» To do
Report all lines from the entries below in which "Outflow" appears.

[start of Stored rows]

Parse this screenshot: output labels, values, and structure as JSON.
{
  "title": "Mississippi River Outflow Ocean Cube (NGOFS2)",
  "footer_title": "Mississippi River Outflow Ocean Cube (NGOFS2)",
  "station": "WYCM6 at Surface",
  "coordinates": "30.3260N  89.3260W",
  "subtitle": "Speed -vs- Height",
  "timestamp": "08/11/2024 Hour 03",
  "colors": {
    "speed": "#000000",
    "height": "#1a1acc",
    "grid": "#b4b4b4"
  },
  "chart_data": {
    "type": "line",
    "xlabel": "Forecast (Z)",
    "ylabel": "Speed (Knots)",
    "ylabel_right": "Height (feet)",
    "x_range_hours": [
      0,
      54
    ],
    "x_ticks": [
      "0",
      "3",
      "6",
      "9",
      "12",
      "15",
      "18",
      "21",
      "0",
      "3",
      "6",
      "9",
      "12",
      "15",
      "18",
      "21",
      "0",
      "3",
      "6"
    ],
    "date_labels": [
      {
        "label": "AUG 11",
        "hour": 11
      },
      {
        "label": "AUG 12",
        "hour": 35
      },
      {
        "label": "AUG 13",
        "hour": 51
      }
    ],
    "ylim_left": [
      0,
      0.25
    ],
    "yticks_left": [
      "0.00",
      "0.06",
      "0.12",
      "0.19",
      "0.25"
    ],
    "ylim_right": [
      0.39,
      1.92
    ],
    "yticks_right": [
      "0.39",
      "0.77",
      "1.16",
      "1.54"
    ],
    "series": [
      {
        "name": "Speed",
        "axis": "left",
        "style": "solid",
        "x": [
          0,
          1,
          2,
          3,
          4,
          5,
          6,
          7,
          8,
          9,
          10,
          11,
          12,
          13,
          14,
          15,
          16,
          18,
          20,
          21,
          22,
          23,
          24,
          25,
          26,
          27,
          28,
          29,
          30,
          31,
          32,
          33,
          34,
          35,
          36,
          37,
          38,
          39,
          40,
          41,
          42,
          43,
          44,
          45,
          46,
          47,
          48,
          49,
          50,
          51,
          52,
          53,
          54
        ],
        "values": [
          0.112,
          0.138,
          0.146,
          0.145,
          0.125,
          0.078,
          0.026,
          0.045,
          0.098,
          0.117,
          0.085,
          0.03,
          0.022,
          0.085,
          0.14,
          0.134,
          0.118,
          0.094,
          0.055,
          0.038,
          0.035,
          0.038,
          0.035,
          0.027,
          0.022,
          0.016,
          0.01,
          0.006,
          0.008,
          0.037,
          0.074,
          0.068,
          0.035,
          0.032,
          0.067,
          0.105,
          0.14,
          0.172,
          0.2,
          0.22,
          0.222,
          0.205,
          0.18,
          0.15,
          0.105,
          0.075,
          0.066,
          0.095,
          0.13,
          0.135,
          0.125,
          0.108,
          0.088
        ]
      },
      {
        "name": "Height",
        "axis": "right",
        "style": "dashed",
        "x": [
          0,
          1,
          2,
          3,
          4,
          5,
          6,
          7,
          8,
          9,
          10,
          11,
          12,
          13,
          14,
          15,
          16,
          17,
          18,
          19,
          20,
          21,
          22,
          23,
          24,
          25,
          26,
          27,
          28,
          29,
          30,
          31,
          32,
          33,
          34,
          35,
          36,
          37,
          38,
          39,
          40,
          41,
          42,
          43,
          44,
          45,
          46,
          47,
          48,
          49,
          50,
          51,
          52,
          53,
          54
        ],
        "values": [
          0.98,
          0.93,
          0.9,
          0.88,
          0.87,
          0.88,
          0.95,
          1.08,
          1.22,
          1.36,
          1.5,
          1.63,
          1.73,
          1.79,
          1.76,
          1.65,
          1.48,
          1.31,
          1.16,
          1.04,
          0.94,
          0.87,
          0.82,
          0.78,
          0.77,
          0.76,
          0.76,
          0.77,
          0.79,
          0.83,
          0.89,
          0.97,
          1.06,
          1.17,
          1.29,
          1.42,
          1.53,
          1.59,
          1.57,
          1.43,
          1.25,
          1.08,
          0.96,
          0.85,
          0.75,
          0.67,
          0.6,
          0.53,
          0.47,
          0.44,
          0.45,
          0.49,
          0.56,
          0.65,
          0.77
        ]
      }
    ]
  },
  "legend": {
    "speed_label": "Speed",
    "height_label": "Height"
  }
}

[end of Stored rows]

» Answer to the exercise
  "title": "Mississippi River Outflow Ocean Cube (NGOFS2)",
  "footer_title": "Mississippi River Outflow Ocean Cube (NGOFS2)",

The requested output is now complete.